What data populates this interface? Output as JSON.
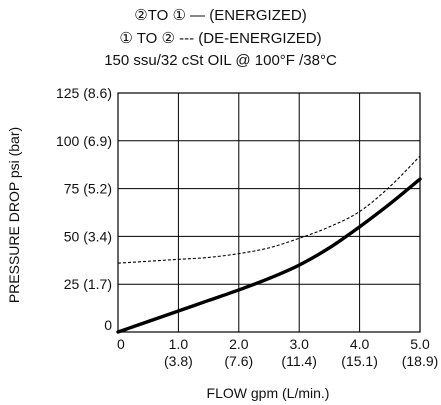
{
  "chart_data": {
    "type": "line",
    "title_lines": [
      "②TO ① — (ENERGIZED)",
      "① TO ② --- (DE-ENERGIZED)",
      "150 ssu/32 cSt OIL @ 100°F /38°C"
    ],
    "xlabel": "FLOW gpm (L/min.)",
    "ylabel": "PRESSURE DROP psi (bar)",
    "xlim": [
      0,
      5
    ],
    "ylim": [
      0,
      125
    ],
    "x_ticks": [
      {
        "value": 0,
        "label": "0",
        "sub": ""
      },
      {
        "value": 1,
        "label": "1.0",
        "sub": "(3.8)"
      },
      {
        "value": 2,
        "label": "2.0",
        "sub": "(7.6)"
      },
      {
        "value": 3,
        "label": "3.0",
        "sub": "(11.4)"
      },
      {
        "value": 4,
        "label": "4.0",
        "sub": "(15.1)"
      },
      {
        "value": 5,
        "label": "5.0",
        "sub": "(18.9)"
      }
    ],
    "y_ticks": [
      {
        "value": 0,
        "label": "0"
      },
      {
        "value": 25,
        "label": "25 (1.7)"
      },
      {
        "value": 50,
        "label": "50 (3.4)"
      },
      {
        "value": 75,
        "label": "75 (5.2)"
      },
      {
        "value": 100,
        "label": "100 (6.9)"
      },
      {
        "value": 125,
        "label": "125 (8.6)"
      }
    ],
    "grid": true,
    "series": [
      {
        "name": "②TO ① (ENERGIZED)",
        "style": "solid",
        "color": "#000000",
        "x": [
          0,
          0.5,
          1.0,
          1.5,
          2.0,
          2.5,
          3.0,
          3.5,
          4.0,
          4.5,
          5.0
        ],
        "y": [
          0,
          5.5,
          11,
          16.5,
          22,
          28,
          35,
          44,
          55,
          67,
          80
        ]
      },
      {
        "name": "① TO ② (DE-ENERGIZED)",
        "style": "dashed",
        "color": "#000000",
        "x": [
          0,
          0.5,
          1.0,
          1.5,
          2.0,
          2.5,
          3.0,
          3.5,
          4.0,
          4.5,
          5.0
        ],
        "y": [
          36,
          37,
          38,
          39,
          41,
          44,
          49,
          55,
          63,
          76,
          92
        ]
      }
    ]
  }
}
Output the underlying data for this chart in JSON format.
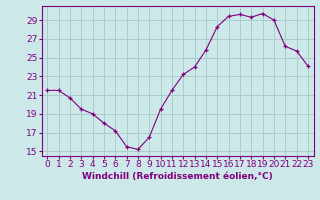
{
  "x": [
    0,
    1,
    2,
    3,
    4,
    5,
    6,
    7,
    8,
    9,
    10,
    11,
    12,
    13,
    14,
    15,
    16,
    17,
    18,
    19,
    20,
    21,
    22,
    23
  ],
  "y": [
    21.5,
    21.5,
    20.7,
    19.5,
    19.0,
    18.0,
    17.2,
    15.5,
    15.2,
    16.5,
    19.5,
    21.5,
    23.2,
    24.0,
    25.8,
    28.3,
    29.4,
    29.6,
    29.3,
    29.7,
    29.0,
    26.2,
    25.7,
    24.1
  ],
  "line_color": "#800080",
  "bg_color": "#cce8e8",
  "grid_color": "#aacccc",
  "xlabel": "Windchill (Refroidissement éolien,°C)",
  "xlabel_color": "#800080",
  "tick_color": "#800080",
  "ylim": [
    14.5,
    30.5
  ],
  "yticks": [
    15,
    17,
    19,
    21,
    23,
    25,
    27,
    29
  ],
  "xlim": [
    -0.5,
    23.5
  ],
  "tick_fontsize": 6.5,
  "xlabel_fontsize": 6.5
}
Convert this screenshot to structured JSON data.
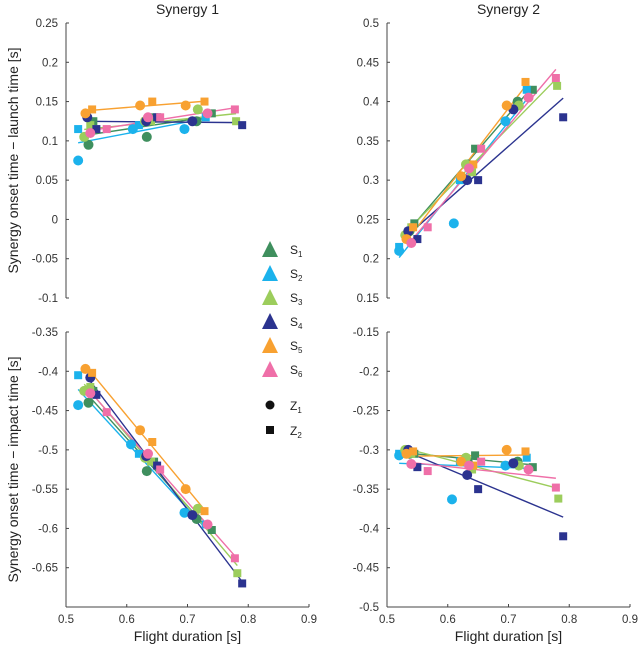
{
  "chart_data": {
    "type": "scatter",
    "legend": {
      "placement": "center-right of left column",
      "subjects": [
        "S1",
        "S2",
        "S3",
        "S4",
        "S5",
        "S6"
      ],
      "markers": [
        {
          "label": "Z1",
          "shape": "circle"
        },
        {
          "label": "Z2",
          "shape": "square"
        }
      ]
    },
    "colors": {
      "S1": "#3f8f5e",
      "S2": "#1bb2ec",
      "S3": "#9ccd5c",
      "S4": "#2b338f",
      "S5": "#f8a131",
      "S6": "#ef6fa8"
    },
    "xlabel": "Flight duration [s]",
    "xlim": [
      0.5,
      0.9
    ],
    "xticks": [
      "0.5",
      "0.6",
      "0.7",
      "0.8",
      "0.9"
    ],
    "panels": [
      {
        "title": "Synergy 1",
        "ylabel": "Synergy onset time − launch time [s]",
        "ylim": [
          -0.1,
          0.25
        ],
        "yticks": [
          "0.25",
          "0.2",
          "0.15",
          "0.1",
          "0.05",
          "0",
          "-0.05",
          "-0.1"
        ],
        "series": {
          "S1": {
            "Z1": [
              [
                0.537,
                0.095
              ],
              [
                0.633,
                0.105
              ],
              [
                0.715,
                0.125
              ]
            ],
            "Z2": [
              [
                0.545,
                0.125
              ],
              [
                0.645,
                0.13
              ],
              [
                0.74,
                0.135
              ]
            ]
          },
          "S2": {
            "Z1": [
              [
                0.52,
                0.075
              ],
              [
                0.61,
                0.115
              ],
              [
                0.695,
                0.115
              ]
            ],
            "Z2": [
              [
                0.52,
                0.115
              ],
              [
                0.62,
                0.12
              ],
              [
                0.73,
                0.13
              ]
            ]
          },
          "S3": {
            "Z1": [
              [
                0.53,
                0.105
              ],
              [
                0.63,
                0.125
              ],
              [
                0.717,
                0.14
              ]
            ],
            "Z2": [
              [
                0.54,
                0.12
              ],
              [
                0.64,
                0.125
              ],
              [
                0.78,
                0.125
              ]
            ]
          },
          "S4": {
            "Z1": [
              [
                0.535,
                0.13
              ],
              [
                0.632,
                0.125
              ],
              [
                0.708,
                0.125
              ]
            ],
            "Z2": [
              [
                0.55,
                0.115
              ],
              [
                0.65,
                0.13
              ],
              [
                0.79,
                0.12
              ]
            ]
          },
          "S5": {
            "Z1": [
              [
                0.532,
                0.135
              ],
              [
                0.622,
                0.145
              ],
              [
                0.697,
                0.145
              ]
            ],
            "Z2": [
              [
                0.543,
                0.14
              ],
              [
                0.642,
                0.15
              ],
              [
                0.728,
                0.15
              ]
            ]
          },
          "S6": {
            "Z1": [
              [
                0.54,
                0.11
              ],
              [
                0.635,
                0.13
              ],
              [
                0.733,
                0.135
              ]
            ],
            "Z2": [
              [
                0.567,
                0.115
              ],
              [
                0.655,
                0.13
              ],
              [
                0.778,
                0.14
              ]
            ]
          }
        }
      },
      {
        "title": "Synergy 2",
        "ylabel": "",
        "ylim": [
          0.15,
          0.5
        ],
        "yticks": [
          "0.5",
          "0.45",
          "0.4",
          "0.35",
          "0.3",
          "0.25",
          "0.2",
          "0.15"
        ],
        "series": {
          "S1": {
            "Z1": [
              [
                0.537,
                0.235
              ],
              [
                0.633,
                0.32
              ],
              [
                0.715,
                0.4
              ]
            ],
            "Z2": [
              [
                0.545,
                0.245
              ],
              [
                0.645,
                0.34
              ],
              [
                0.74,
                0.415
              ]
            ]
          },
          "S2": {
            "Z1": [
              [
                0.52,
                0.21
              ],
              [
                0.61,
                0.245
              ],
              [
                0.695,
                0.375
              ]
            ],
            "Z2": [
              [
                0.52,
                0.215
              ],
              [
                0.62,
                0.3
              ],
              [
                0.73,
                0.415
              ]
            ]
          },
          "S3": {
            "Z1": [
              [
                0.53,
                0.23
              ],
              [
                0.63,
                0.32
              ],
              [
                0.717,
                0.395
              ]
            ],
            "Z2": [
              [
                0.54,
                0.24
              ],
              [
                0.64,
                0.31
              ],
              [
                0.78,
                0.42
              ]
            ]
          },
          "S4": {
            "Z1": [
              [
                0.535,
                0.235
              ],
              [
                0.632,
                0.3
              ],
              [
                0.708,
                0.39
              ]
            ],
            "Z2": [
              [
                0.55,
                0.225
              ],
              [
                0.65,
                0.3
              ],
              [
                0.79,
                0.38
              ]
            ]
          },
          "S5": {
            "Z1": [
              [
                0.532,
                0.225
              ],
              [
                0.622,
                0.305
              ],
              [
                0.697,
                0.395
              ]
            ],
            "Z2": [
              [
                0.543,
                0.24
              ],
              [
                0.642,
                0.32
              ],
              [
                0.728,
                0.425
              ]
            ]
          },
          "S6": {
            "Z1": [
              [
                0.54,
                0.22
              ],
              [
                0.635,
                0.315
              ],
              [
                0.733,
                0.405
              ]
            ],
            "Z2": [
              [
                0.567,
                0.24
              ],
              [
                0.655,
                0.34
              ],
              [
                0.778,
                0.43
              ]
            ]
          }
        }
      },
      {
        "title": "",
        "ylabel": "Synergy onset time − impact time [s]",
        "ylim": [
          -0.7,
          -0.35
        ],
        "yticks": [
          "-0.35",
          "-0.4",
          "-0.45",
          "-0.5",
          "-0.55",
          "-0.6",
          "-0.65",
          ""
        ],
        "series": {
          "S1": {
            "Z1": [
              [
                0.537,
                -0.44
              ],
              [
                0.633,
                -0.527
              ],
              [
                0.715,
                -0.588
              ]
            ],
            "Z2": [
              [
                0.545,
                -0.425
              ],
              [
                0.645,
                -0.515
              ],
              [
                0.74,
                -0.602
              ]
            ]
          },
          "S2": {
            "Z1": [
              [
                0.52,
                -0.443
              ],
              [
                0.607,
                -0.493
              ],
              [
                0.695,
                -0.58
              ]
            ],
            "Z2": [
              [
                0.52,
                -0.405
              ],
              [
                0.62,
                -0.505
              ],
              [
                0.73,
                -0.595
              ]
            ]
          },
          "S3": {
            "Z1": [
              [
                0.53,
                -0.425
              ],
              [
                0.63,
                -0.51
              ],
              [
                0.717,
                -0.575
              ]
            ],
            "Z2": [
              [
                0.54,
                -0.42
              ],
              [
                0.64,
                -0.515
              ],
              [
                0.782,
                -0.657
              ]
            ]
          },
          "S4": {
            "Z1": [
              [
                0.54,
                -0.408
              ],
              [
                0.632,
                -0.508
              ],
              [
                0.708,
                -0.583
              ]
            ],
            "Z2": [
              [
                0.55,
                -0.43
              ],
              [
                0.65,
                -0.52
              ],
              [
                0.79,
                -0.67
              ]
            ]
          },
          "S5": {
            "Z1": [
              [
                0.532,
                -0.397
              ],
              [
                0.622,
                -0.475
              ],
              [
                0.697,
                -0.55
              ]
            ],
            "Z2": [
              [
                0.543,
                -0.402
              ],
              [
                0.642,
                -0.49
              ],
              [
                0.728,
                -0.578
              ]
            ]
          },
          "S6": {
            "Z1": [
              [
                0.54,
                -0.428
              ],
              [
                0.635,
                -0.505
              ],
              [
                0.733,
                -0.595
              ]
            ],
            "Z2": [
              [
                0.567,
                -0.452
              ],
              [
                0.655,
                -0.525
              ],
              [
                0.778,
                -0.638
              ]
            ]
          }
        }
      },
      {
        "title": "",
        "ylabel": "",
        "ylim": [
          -0.5,
          -0.15
        ],
        "yticks": [
          "-0.15",
          "-0.2",
          "-0.25",
          "-0.3",
          "-0.35",
          "-0.4",
          "-0.45",
          "-0.5"
        ],
        "series": {
          "S1": {
            "Z1": [
              [
                0.537,
                -0.305
              ],
              [
                0.633,
                -0.315
              ],
              [
                0.715,
                -0.315
              ]
            ],
            "Z2": [
              [
                0.545,
                -0.305
              ],
              [
                0.645,
                -0.307
              ],
              [
                0.74,
                -0.322
              ]
            ]
          },
          "S2": {
            "Z1": [
              [
                0.52,
                -0.307
              ],
              [
                0.607,
                -0.363
              ],
              [
                0.695,
                -0.32
              ]
            ],
            "Z2": [
              [
                0.52,
                -0.305
              ],
              [
                0.62,
                -0.315
              ],
              [
                0.73,
                -0.31
              ]
            ]
          },
          "S3": {
            "Z1": [
              [
                0.53,
                -0.3
              ],
              [
                0.63,
                -0.31
              ],
              [
                0.717,
                -0.32
              ]
            ],
            "Z2": [
              [
                0.54,
                -0.305
              ],
              [
                0.64,
                -0.325
              ],
              [
                0.782,
                -0.362
              ]
            ]
          },
          "S4": {
            "Z1": [
              [
                0.535,
                -0.3
              ],
              [
                0.632,
                -0.332
              ],
              [
                0.708,
                -0.317
              ]
            ],
            "Z2": [
              [
                0.55,
                -0.322
              ],
              [
                0.65,
                -0.35
              ],
              [
                0.79,
                -0.41
              ]
            ]
          },
          "S5": {
            "Z1": [
              [
                0.532,
                -0.305
              ],
              [
                0.622,
                -0.315
              ],
              [
                0.697,
                -0.3
              ]
            ],
            "Z2": [
              [
                0.543,
                -0.302
              ],
              [
                0.642,
                -0.32
              ],
              [
                0.728,
                -0.302
              ]
            ]
          },
          "S6": {
            "Z1": [
              [
                0.54,
                -0.318
              ],
              [
                0.635,
                -0.32
              ],
              [
                0.733,
                -0.325
              ]
            ],
            "Z2": [
              [
                0.567,
                -0.327
              ],
              [
                0.655,
                -0.315
              ],
              [
                0.778,
                -0.348
              ]
            ]
          }
        }
      }
    ]
  }
}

### WHAT YOU SHOULD DO:
Using the records above, list each line that includes "value".

### FINISHED EXERCISE:
        "value": 0,
        "value": 1,
        "value": 2,
        "value": 3,
        "value": 4,
        "value": 5,
        "value": 0,
        "value": 25,
        "value": 50,
        "value": 75,
        "value": 100,
        "value": 125,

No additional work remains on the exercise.